++++ Data supplied

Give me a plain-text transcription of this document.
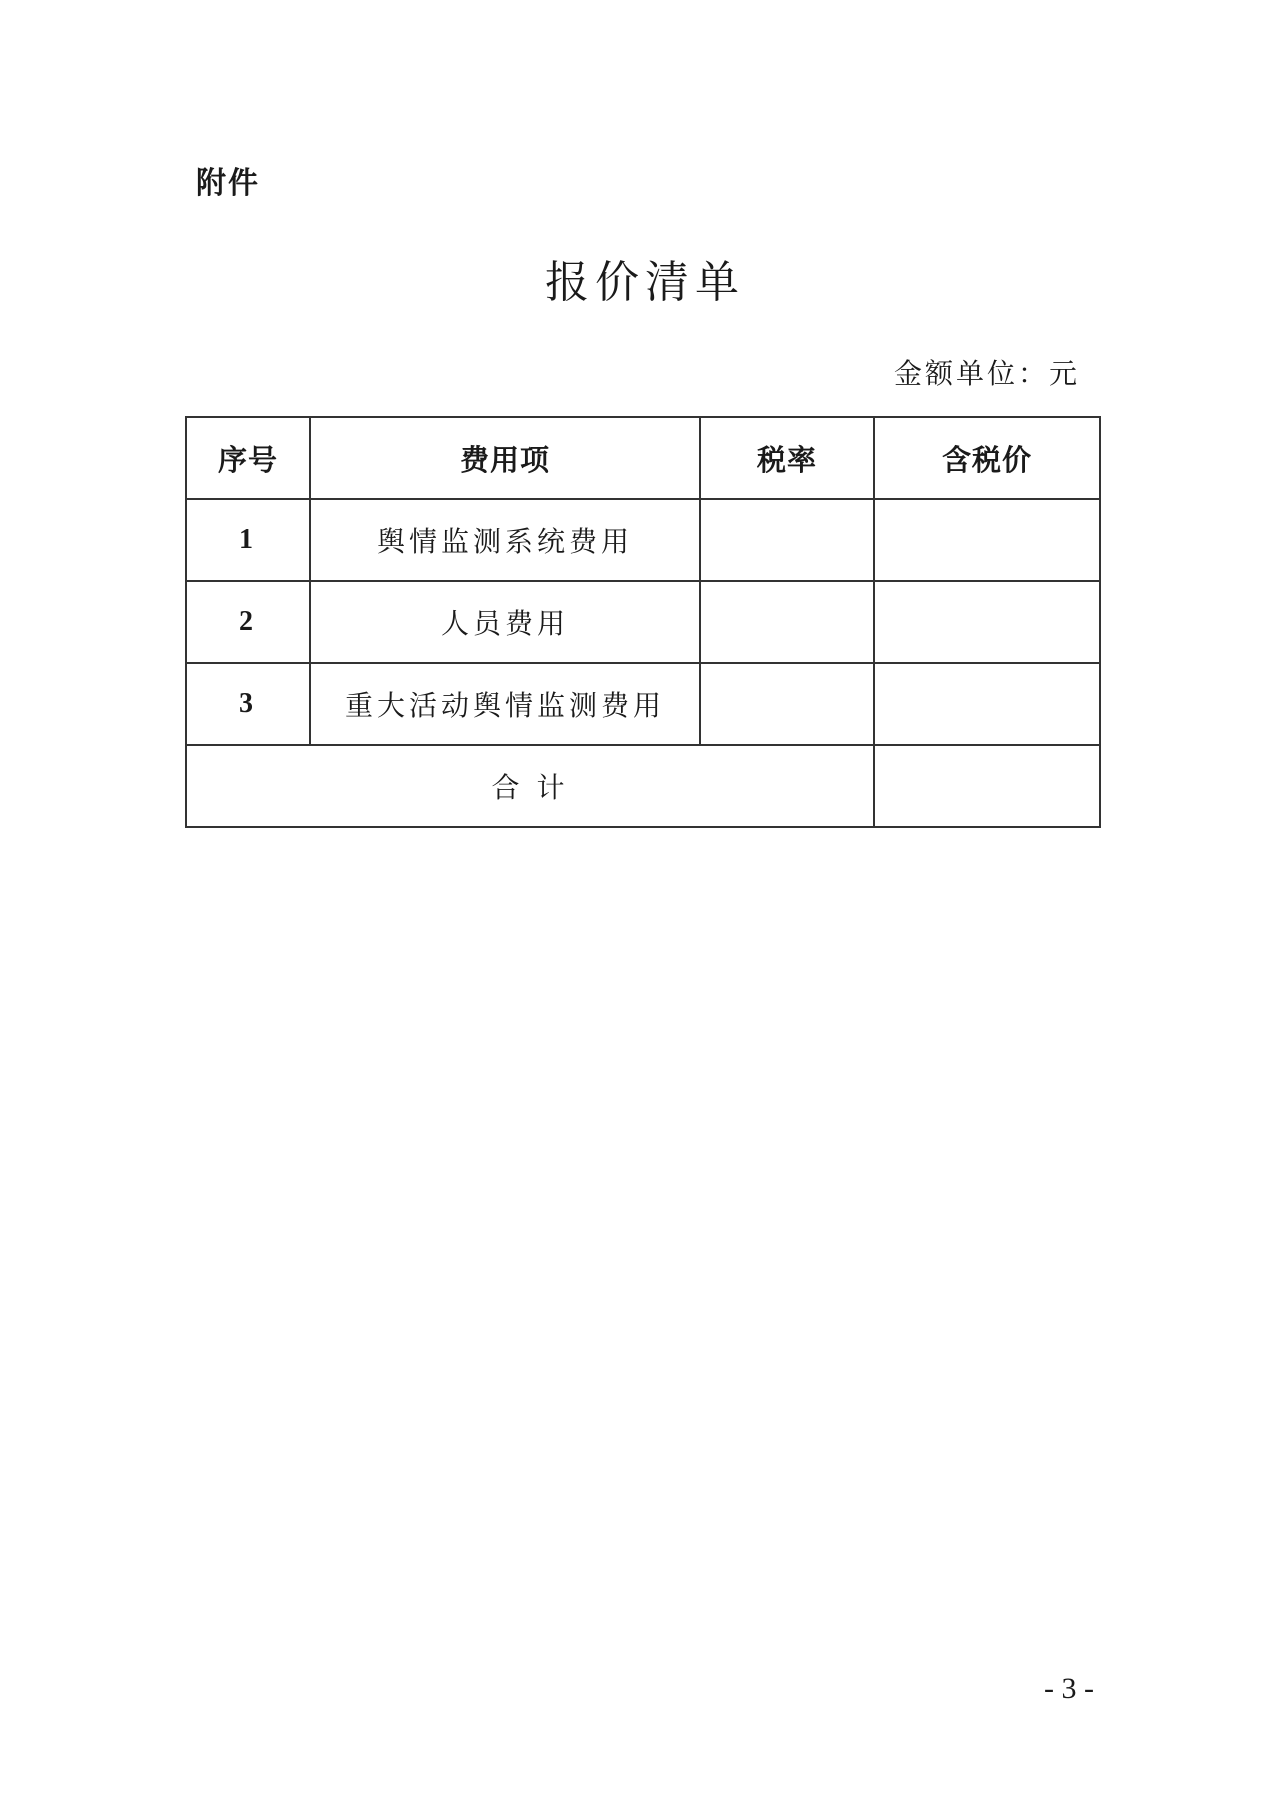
附件
报价清单
金额单位：元
序号	费用项	税率	含税价
1	舆情监测系统费用		
2	人员费用		
3	重大活动舆情监测费用		
合 计			
- 3 -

++++++++

Drop the pictures and reproduce the rest of the entries above exactly.

Give me a plain-text transcription of this document.
附件
报价清单
金额单位：元
序号	费用项	税率	含税价
1	舆情监测系统费用		
2	人员费用		
3	重大活动舆情监测费用		
合 计			
- 3 -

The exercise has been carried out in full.